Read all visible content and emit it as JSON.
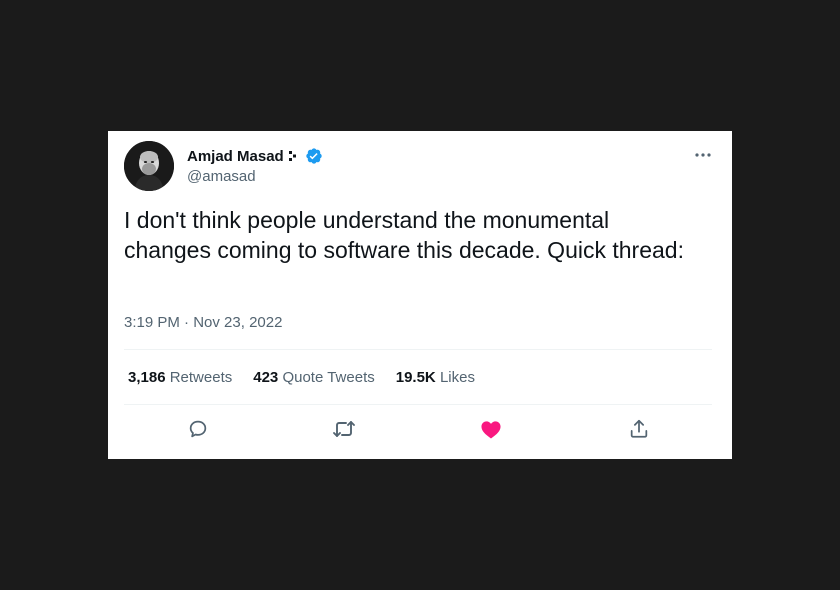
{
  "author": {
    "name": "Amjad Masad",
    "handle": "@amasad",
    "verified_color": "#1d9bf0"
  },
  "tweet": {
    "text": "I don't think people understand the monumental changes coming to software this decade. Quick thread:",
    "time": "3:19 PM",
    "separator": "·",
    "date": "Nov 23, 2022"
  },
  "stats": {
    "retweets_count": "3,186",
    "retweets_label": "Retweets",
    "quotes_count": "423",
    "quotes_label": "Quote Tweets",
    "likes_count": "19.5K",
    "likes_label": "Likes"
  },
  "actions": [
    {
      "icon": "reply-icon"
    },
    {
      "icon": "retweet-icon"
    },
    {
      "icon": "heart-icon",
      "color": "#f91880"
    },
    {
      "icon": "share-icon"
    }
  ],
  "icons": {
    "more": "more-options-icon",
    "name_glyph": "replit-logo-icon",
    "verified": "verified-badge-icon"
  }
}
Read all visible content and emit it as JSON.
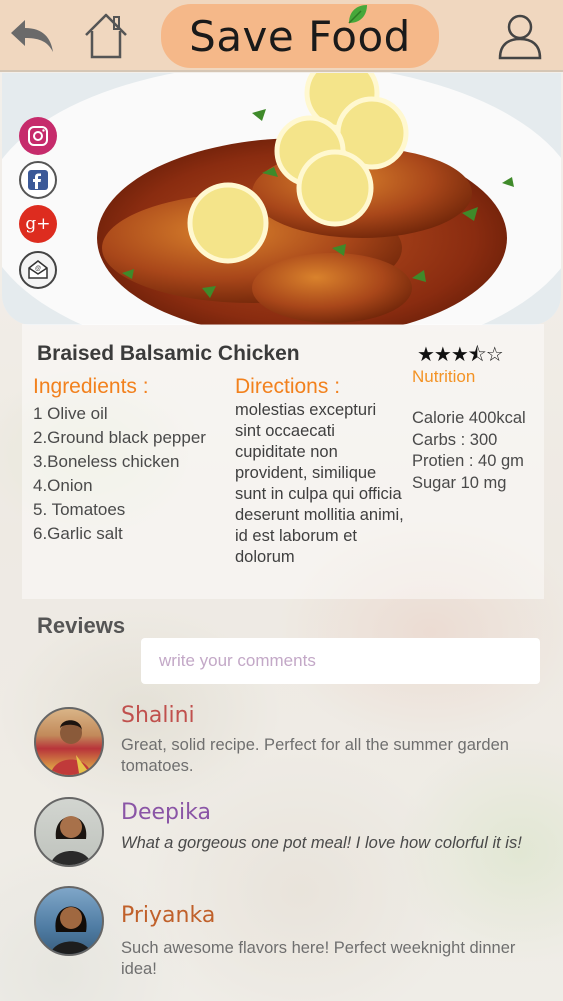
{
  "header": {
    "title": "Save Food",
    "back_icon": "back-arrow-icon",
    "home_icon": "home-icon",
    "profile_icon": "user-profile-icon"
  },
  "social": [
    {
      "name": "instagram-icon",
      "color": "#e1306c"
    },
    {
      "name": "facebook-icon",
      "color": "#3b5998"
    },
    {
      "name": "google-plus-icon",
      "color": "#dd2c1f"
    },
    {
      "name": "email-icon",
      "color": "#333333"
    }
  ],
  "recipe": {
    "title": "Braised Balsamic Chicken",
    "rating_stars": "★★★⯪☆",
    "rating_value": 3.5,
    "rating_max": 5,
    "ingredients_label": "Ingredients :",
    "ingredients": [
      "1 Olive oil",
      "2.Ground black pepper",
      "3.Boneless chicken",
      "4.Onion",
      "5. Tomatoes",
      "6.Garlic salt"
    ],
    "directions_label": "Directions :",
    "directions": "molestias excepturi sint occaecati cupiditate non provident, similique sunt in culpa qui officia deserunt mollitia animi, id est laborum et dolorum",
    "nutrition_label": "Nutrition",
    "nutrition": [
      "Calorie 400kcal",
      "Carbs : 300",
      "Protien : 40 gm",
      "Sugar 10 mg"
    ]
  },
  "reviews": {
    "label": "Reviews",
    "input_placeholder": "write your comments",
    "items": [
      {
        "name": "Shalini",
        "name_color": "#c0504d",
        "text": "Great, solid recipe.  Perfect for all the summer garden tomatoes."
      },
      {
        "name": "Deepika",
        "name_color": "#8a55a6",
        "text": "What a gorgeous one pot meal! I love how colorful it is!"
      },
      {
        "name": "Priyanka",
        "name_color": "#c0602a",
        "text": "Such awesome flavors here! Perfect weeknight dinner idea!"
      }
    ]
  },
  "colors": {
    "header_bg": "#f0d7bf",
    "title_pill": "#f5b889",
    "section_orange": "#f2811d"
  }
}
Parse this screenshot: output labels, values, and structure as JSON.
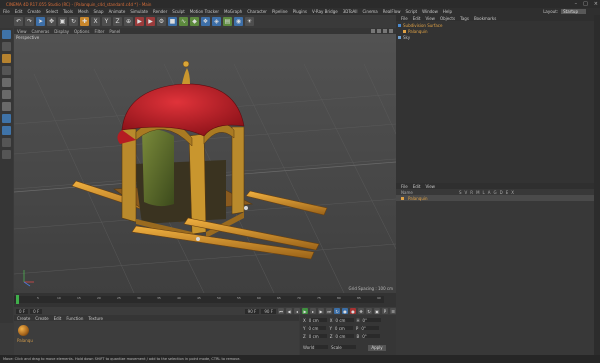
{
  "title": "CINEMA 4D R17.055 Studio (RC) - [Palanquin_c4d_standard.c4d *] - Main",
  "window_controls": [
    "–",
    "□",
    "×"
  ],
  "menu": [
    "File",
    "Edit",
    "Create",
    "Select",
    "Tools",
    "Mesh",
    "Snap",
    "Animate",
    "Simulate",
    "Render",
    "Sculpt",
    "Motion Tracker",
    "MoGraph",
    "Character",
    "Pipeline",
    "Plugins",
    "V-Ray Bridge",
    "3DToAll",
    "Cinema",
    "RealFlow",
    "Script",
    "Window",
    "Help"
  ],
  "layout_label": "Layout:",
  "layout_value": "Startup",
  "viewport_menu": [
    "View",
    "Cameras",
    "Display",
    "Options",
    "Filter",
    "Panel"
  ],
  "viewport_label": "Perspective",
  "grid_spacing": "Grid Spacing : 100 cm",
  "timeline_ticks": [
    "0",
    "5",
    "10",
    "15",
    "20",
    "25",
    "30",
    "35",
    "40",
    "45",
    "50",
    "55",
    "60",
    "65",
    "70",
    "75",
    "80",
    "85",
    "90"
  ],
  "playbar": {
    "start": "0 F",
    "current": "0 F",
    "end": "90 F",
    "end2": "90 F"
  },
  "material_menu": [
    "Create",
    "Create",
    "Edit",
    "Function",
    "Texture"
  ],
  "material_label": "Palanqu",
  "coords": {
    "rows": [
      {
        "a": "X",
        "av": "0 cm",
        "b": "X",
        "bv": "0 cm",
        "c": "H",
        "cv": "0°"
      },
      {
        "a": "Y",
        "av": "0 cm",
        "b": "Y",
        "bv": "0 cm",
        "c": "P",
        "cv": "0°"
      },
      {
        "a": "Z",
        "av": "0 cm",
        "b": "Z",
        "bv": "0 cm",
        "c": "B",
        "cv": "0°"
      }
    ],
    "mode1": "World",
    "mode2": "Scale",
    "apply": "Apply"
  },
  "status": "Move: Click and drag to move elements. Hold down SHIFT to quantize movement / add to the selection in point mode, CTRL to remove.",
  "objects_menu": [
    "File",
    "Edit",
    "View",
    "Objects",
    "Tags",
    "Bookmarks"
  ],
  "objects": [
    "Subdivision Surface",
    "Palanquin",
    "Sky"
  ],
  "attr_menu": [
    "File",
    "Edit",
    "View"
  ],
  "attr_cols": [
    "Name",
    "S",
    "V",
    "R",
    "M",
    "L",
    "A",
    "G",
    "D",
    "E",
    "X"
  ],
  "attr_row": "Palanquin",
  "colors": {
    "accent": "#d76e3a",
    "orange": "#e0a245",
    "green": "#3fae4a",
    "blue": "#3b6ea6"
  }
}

===============

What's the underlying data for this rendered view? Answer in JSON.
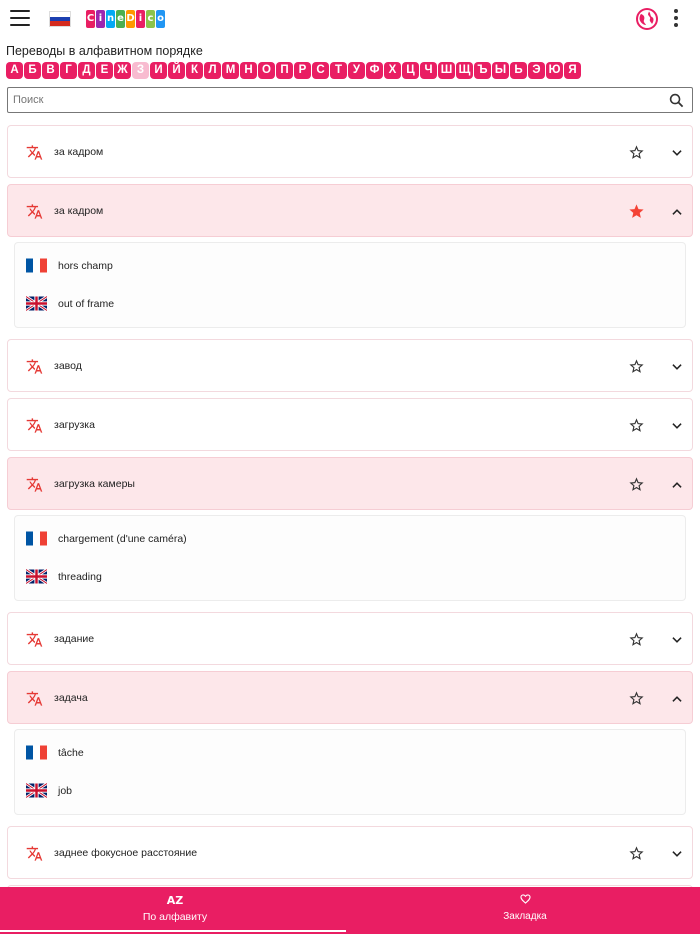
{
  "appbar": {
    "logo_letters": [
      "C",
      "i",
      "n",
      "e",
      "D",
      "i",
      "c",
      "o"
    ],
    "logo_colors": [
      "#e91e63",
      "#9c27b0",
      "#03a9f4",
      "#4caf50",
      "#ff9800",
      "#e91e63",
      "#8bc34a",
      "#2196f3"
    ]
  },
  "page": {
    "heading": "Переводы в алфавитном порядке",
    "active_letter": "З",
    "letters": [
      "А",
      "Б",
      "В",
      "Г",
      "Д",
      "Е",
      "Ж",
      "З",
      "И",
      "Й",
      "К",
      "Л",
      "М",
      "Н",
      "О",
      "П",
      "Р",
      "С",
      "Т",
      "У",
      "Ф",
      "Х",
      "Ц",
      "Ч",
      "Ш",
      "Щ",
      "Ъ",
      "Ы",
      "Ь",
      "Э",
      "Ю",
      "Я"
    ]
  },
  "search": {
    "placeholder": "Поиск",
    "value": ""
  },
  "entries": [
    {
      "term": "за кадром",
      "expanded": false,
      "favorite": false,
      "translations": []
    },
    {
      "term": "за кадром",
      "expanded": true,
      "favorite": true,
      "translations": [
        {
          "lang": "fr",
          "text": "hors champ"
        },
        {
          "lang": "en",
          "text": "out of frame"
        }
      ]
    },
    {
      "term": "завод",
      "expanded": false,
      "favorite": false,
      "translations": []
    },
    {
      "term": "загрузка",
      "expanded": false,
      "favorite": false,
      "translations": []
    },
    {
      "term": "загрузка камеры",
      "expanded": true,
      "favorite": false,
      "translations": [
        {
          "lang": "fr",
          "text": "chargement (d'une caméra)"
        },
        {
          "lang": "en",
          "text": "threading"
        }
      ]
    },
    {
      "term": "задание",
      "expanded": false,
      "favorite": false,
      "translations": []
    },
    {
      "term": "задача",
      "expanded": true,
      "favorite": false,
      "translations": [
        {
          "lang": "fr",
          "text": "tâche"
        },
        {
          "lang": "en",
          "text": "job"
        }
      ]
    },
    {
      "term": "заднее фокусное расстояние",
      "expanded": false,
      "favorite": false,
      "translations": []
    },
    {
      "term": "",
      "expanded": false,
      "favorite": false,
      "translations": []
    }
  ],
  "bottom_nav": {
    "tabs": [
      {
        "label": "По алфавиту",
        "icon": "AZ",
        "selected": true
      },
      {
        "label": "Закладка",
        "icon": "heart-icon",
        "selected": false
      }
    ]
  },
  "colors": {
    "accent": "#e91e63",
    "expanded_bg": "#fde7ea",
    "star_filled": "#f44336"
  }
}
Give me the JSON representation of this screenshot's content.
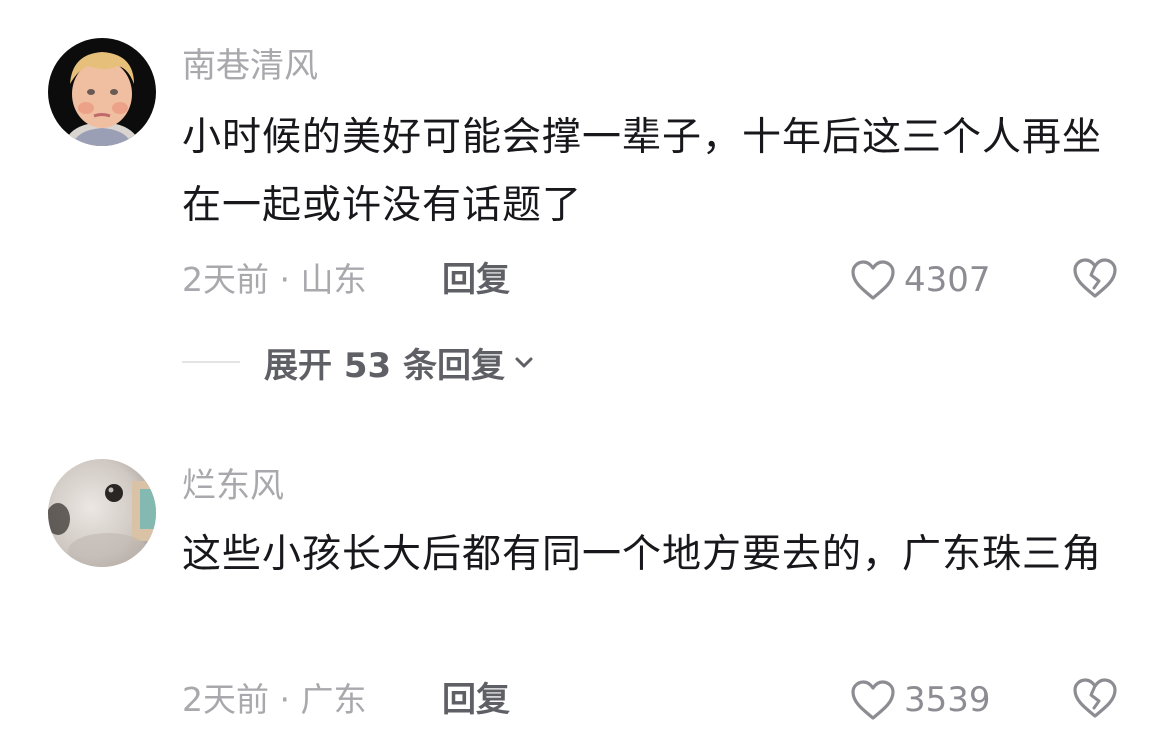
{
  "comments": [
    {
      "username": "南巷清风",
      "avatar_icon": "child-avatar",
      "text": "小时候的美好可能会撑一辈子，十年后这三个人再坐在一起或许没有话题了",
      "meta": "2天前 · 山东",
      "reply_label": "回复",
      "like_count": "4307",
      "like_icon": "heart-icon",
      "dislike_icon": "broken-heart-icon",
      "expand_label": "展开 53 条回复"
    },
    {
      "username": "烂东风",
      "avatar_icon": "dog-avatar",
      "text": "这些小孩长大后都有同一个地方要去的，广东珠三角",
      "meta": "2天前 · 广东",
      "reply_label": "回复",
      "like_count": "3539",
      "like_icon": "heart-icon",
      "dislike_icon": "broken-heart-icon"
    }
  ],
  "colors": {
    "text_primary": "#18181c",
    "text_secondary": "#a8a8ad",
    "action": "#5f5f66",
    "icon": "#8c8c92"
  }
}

===============

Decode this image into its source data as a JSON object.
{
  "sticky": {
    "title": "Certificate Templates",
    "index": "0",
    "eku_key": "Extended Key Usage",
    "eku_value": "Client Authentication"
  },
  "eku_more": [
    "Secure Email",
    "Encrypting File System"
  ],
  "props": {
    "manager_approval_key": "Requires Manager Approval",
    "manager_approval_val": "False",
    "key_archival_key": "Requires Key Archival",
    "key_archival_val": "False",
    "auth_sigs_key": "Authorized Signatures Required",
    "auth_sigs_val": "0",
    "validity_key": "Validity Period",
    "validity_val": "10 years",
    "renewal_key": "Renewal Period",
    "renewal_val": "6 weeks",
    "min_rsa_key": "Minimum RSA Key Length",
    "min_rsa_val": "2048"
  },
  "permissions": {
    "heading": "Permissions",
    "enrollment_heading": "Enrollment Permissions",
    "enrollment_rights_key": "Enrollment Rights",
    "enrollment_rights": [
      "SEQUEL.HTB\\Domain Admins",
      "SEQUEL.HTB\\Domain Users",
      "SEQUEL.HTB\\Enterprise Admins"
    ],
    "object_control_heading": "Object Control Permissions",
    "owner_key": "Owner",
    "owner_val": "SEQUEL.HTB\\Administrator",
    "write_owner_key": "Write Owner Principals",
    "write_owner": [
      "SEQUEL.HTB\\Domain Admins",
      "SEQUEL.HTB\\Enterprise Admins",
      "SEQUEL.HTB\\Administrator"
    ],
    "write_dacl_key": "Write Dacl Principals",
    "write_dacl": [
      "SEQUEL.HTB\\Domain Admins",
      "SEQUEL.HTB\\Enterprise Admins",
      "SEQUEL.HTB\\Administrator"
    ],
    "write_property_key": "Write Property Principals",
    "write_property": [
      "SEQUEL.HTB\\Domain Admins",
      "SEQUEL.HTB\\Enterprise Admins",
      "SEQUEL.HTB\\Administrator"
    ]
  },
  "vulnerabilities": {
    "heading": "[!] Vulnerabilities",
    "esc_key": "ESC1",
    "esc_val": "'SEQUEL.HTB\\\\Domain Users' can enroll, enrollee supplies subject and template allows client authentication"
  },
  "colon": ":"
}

===============

» **Your task**:
What is the number of lines in the data that hold the word "this"? Reply with that number and nothing else.

» **Response**:
5